#### Stated goal
Transcribe the listing that follows in full, omitting pictures.

#### Record extracts
■ ■ ■

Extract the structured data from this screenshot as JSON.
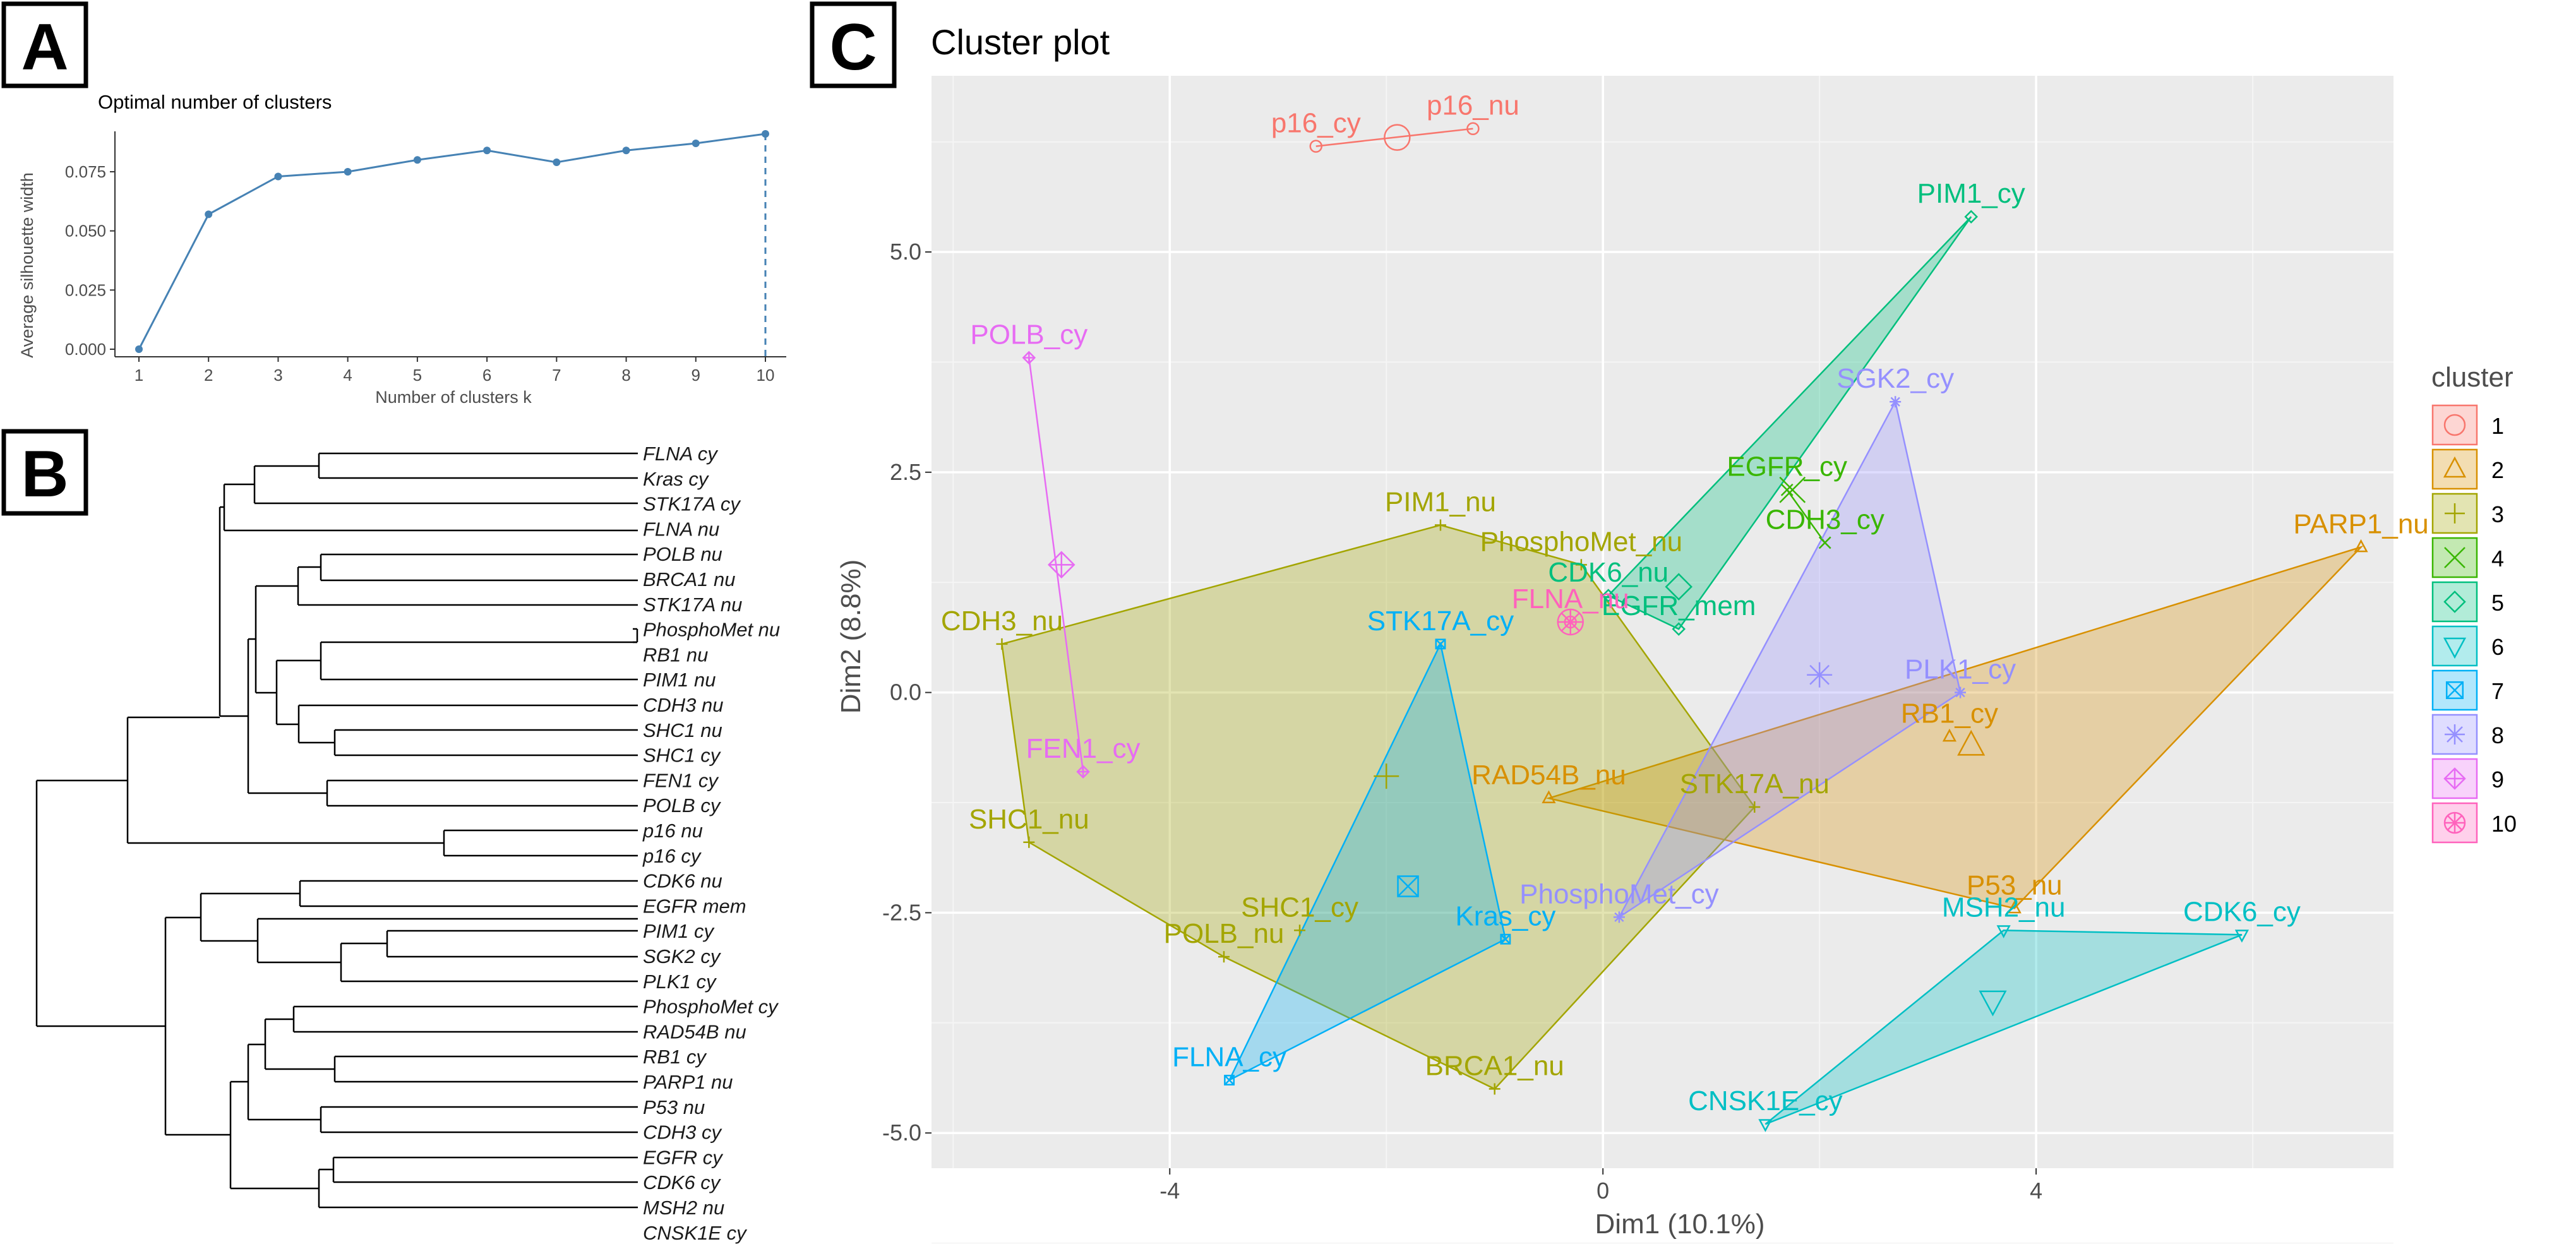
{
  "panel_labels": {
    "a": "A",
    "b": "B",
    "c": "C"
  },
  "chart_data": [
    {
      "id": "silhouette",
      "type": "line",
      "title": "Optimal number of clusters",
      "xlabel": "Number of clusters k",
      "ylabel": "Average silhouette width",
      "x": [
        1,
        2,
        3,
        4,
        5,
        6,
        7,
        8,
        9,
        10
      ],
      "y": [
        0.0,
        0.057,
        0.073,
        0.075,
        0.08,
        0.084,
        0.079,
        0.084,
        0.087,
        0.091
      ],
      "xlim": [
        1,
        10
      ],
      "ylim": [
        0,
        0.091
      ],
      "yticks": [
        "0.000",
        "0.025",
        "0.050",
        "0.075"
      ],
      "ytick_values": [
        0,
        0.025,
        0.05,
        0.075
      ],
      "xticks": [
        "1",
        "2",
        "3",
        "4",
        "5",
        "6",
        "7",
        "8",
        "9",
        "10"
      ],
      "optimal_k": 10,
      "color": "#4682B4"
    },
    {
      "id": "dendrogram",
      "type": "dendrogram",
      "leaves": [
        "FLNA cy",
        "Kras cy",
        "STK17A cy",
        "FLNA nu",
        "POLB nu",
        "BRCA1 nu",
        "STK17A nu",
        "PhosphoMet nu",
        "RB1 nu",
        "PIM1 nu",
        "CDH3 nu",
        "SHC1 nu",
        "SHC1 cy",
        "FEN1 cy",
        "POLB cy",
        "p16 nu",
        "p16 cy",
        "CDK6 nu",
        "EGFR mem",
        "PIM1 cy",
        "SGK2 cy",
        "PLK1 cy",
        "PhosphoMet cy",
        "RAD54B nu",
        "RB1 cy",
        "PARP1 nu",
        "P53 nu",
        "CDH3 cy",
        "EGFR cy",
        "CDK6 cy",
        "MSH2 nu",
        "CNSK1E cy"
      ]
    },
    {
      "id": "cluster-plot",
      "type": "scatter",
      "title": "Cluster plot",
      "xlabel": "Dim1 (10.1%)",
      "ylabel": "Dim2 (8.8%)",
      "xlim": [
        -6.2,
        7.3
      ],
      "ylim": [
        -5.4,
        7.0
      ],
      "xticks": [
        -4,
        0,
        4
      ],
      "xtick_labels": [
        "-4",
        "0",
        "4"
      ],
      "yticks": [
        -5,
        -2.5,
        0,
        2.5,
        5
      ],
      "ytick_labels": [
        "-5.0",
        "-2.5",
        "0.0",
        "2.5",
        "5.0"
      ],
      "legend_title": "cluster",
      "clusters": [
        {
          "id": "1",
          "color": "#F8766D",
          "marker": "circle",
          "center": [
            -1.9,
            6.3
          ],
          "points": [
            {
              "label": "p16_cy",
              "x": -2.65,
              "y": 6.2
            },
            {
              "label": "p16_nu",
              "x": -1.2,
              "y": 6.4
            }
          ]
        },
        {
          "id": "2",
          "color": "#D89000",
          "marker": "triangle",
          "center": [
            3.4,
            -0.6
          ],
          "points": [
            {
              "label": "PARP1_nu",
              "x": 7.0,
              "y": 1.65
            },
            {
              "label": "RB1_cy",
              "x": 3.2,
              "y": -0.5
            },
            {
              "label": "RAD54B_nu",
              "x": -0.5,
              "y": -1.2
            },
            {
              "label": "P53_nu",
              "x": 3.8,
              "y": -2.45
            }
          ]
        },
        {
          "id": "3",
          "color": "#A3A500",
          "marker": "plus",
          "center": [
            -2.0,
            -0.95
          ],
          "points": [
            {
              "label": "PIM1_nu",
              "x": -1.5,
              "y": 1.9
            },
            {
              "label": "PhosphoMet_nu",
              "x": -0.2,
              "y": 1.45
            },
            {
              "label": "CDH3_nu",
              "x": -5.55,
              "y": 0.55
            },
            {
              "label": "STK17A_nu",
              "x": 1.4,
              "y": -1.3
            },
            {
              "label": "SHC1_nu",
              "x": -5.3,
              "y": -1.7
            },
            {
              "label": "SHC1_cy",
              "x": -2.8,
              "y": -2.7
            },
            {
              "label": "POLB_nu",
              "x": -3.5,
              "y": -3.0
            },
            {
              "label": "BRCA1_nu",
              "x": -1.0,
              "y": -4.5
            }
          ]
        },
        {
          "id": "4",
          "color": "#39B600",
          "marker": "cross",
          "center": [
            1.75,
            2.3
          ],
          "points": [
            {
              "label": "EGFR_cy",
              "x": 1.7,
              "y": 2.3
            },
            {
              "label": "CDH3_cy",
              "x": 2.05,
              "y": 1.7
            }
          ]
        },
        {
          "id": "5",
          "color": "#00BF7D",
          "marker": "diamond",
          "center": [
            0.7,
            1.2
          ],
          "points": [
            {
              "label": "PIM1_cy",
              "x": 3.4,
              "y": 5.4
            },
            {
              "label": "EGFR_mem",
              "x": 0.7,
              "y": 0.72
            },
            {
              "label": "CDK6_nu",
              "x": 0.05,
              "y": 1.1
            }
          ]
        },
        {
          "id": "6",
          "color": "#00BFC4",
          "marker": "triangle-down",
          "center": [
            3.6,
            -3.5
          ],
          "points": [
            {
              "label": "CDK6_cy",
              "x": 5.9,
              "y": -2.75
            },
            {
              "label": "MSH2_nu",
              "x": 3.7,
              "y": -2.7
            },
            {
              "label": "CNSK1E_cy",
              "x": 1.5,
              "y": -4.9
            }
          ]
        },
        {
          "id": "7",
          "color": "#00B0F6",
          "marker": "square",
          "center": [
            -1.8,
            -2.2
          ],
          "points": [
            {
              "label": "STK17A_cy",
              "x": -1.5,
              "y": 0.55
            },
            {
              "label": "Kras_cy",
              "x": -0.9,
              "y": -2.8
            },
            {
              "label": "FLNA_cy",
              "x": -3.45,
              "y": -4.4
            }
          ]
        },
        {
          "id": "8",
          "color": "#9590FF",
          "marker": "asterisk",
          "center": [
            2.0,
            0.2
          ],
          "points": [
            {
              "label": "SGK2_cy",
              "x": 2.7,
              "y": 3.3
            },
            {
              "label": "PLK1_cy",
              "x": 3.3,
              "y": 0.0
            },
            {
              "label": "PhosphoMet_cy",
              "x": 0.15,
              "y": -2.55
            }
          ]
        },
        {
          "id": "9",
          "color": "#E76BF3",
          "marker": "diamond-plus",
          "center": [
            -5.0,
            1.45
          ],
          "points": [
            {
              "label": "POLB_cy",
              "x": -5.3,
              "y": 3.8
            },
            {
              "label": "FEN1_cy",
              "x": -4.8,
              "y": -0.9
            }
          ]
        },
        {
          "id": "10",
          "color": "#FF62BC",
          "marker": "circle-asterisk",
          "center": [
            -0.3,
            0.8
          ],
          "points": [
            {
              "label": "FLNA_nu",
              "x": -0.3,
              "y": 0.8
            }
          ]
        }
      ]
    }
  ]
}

■ ■ ■

#### Reply to the task
Extract the structured data from this screenshot as JSON.
{
  "panel_labels": {
    "a": "A",
    "b": "B",
    "c": "C"
  },
  "chart_data": [
    {
      "id": "silhouette",
      "type": "line",
      "title": "Optimal number of clusters",
      "xlabel": "Number of clusters k",
      "ylabel": "Average silhouette width",
      "x": [
        1,
        2,
        3,
        4,
        5,
        6,
        7,
        8,
        9,
        10
      ],
      "y": [
        0.0,
        0.057,
        0.073,
        0.075,
        0.08,
        0.084,
        0.079,
        0.084,
        0.087,
        0.091
      ],
      "xlim": [
        1,
        10
      ],
      "ylim": [
        0,
        0.091
      ],
      "yticks": [
        "0.000",
        "0.025",
        "0.050",
        "0.075"
      ],
      "ytick_values": [
        0,
        0.025,
        0.05,
        0.075
      ],
      "xticks": [
        "1",
        "2",
        "3",
        "4",
        "5",
        "6",
        "7",
        "8",
        "9",
        "10"
      ],
      "optimal_k": 10,
      "color": "#4682B4"
    },
    {
      "id": "dendrogram",
      "type": "dendrogram",
      "leaves": [
        "FLNA cy",
        "Kras cy",
        "STK17A cy",
        "FLNA nu",
        "POLB nu",
        "BRCA1 nu",
        "STK17A nu",
        "PhosphoMet nu",
        "RB1 nu",
        "PIM1 nu",
        "CDH3 nu",
        "SHC1 nu",
        "SHC1 cy",
        "FEN1 cy",
        "POLB cy",
        "p16 nu",
        "p16 cy",
        "CDK6 nu",
        "EGFR mem",
        "PIM1 cy",
        "SGK2 cy",
        "PLK1 cy",
        "PhosphoMet cy",
        "RAD54B nu",
        "RB1 cy",
        "PARP1 nu",
        "P53 nu",
        "CDH3 cy",
        "EGFR cy",
        "CDK6 cy",
        "MSH2 nu",
        "CNSK1E cy"
      ]
    },
    {
      "id": "cluster-plot",
      "type": "scatter",
      "title": "Cluster plot",
      "xlabel": "Dim1 (10.1%)",
      "ylabel": "Dim2 (8.8%)",
      "xlim": [
        -6.2,
        7.3
      ],
      "ylim": [
        -5.4,
        7.0
      ],
      "xticks": [
        -4,
        0,
        4
      ],
      "xtick_labels": [
        "-4",
        "0",
        "4"
      ],
      "yticks": [
        -5,
        -2.5,
        0,
        2.5,
        5
      ],
      "ytick_labels": [
        "-5.0",
        "-2.5",
        "0.0",
        "2.5",
        "5.0"
      ],
      "legend_title": "cluster",
      "clusters": [
        {
          "id": "1",
          "color": "#F8766D",
          "marker": "circle",
          "center": [
            -1.9,
            6.3
          ],
          "points": [
            {
              "label": "p16_cy",
              "x": -2.65,
              "y": 6.2
            },
            {
              "label": "p16_nu",
              "x": -1.2,
              "y": 6.4
            }
          ]
        },
        {
          "id": "2",
          "color": "#D89000",
          "marker": "triangle",
          "center": [
            3.4,
            -0.6
          ],
          "points": [
            {
              "label": "PARP1_nu",
              "x": 7.0,
              "y": 1.65
            },
            {
              "label": "RB1_cy",
              "x": 3.2,
              "y": -0.5
            },
            {
              "label": "RAD54B_nu",
              "x": -0.5,
              "y": -1.2
            },
            {
              "label": "P53_nu",
              "x": 3.8,
              "y": -2.45
            }
          ]
        },
        {
          "id": "3",
          "color": "#A3A500",
          "marker": "plus",
          "center": [
            -2.0,
            -0.95
          ],
          "points": [
            {
              "label": "PIM1_nu",
              "x": -1.5,
              "y": 1.9
            },
            {
              "label": "PhosphoMet_nu",
              "x": -0.2,
              "y": 1.45
            },
            {
              "label": "CDH3_nu",
              "x": -5.55,
              "y": 0.55
            },
            {
              "label": "STK17A_nu",
              "x": 1.4,
              "y": -1.3
            },
            {
              "label": "SHC1_nu",
              "x": -5.3,
              "y": -1.7
            },
            {
              "label": "SHC1_cy",
              "x": -2.8,
              "y": -2.7
            },
            {
              "label": "POLB_nu",
              "x": -3.5,
              "y": -3.0
            },
            {
              "label": "BRCA1_nu",
              "x": -1.0,
              "y": -4.5
            }
          ]
        },
        {
          "id": "4",
          "color": "#39B600",
          "marker": "cross",
          "center": [
            1.75,
            2.3
          ],
          "points": [
            {
              "label": "EGFR_cy",
              "x": 1.7,
              "y": 2.3
            },
            {
              "label": "CDH3_cy",
              "x": 2.05,
              "y": 1.7
            }
          ]
        },
        {
          "id": "5",
          "color": "#00BF7D",
          "marker": "diamond",
          "center": [
            0.7,
            1.2
          ],
          "points": [
            {
              "label": "PIM1_cy",
              "x": 3.4,
              "y": 5.4
            },
            {
              "label": "EGFR_mem",
              "x": 0.7,
              "y": 0.72
            },
            {
              "label": "CDK6_nu",
              "x": 0.05,
              "y": 1.1
            }
          ]
        },
        {
          "id": "6",
          "color": "#00BFC4",
          "marker": "triangle-down",
          "center": [
            3.6,
            -3.5
          ],
          "points": [
            {
              "label": "CDK6_cy",
              "x": 5.9,
              "y": -2.75
            },
            {
              "label": "MSH2_nu",
              "x": 3.7,
              "y": -2.7
            },
            {
              "label": "CNSK1E_cy",
              "x": 1.5,
              "y": -4.9
            }
          ]
        },
        {
          "id": "7",
          "color": "#00B0F6",
          "marker": "square",
          "center": [
            -1.8,
            -2.2
          ],
          "points": [
            {
              "label": "STK17A_cy",
              "x": -1.5,
              "y": 0.55
            },
            {
              "label": "Kras_cy",
              "x": -0.9,
              "y": -2.8
            },
            {
              "label": "FLNA_cy",
              "x": -3.45,
              "y": -4.4
            }
          ]
        },
        {
          "id": "8",
          "color": "#9590FF",
          "marker": "asterisk",
          "center": [
            2.0,
            0.2
          ],
          "points": [
            {
              "label": "SGK2_cy",
              "x": 2.7,
              "y": 3.3
            },
            {
              "label": "PLK1_cy",
              "x": 3.3,
              "y": 0.0
            },
            {
              "label": "PhosphoMet_cy",
              "x": 0.15,
              "y": -2.55
            }
          ]
        },
        {
          "id": "9",
          "color": "#E76BF3",
          "marker": "diamond-plus",
          "center": [
            -5.0,
            1.45
          ],
          "points": [
            {
              "label": "POLB_cy",
              "x": -5.3,
              "y": 3.8
            },
            {
              "label": "FEN1_cy",
              "x": -4.8,
              "y": -0.9
            }
          ]
        },
        {
          "id": "10",
          "color": "#FF62BC",
          "marker": "circle-asterisk",
          "center": [
            -0.3,
            0.8
          ],
          "points": [
            {
              "label": "FLNA_nu",
              "x": -0.3,
              "y": 0.8
            }
          ]
        }
      ]
    }
  ]
}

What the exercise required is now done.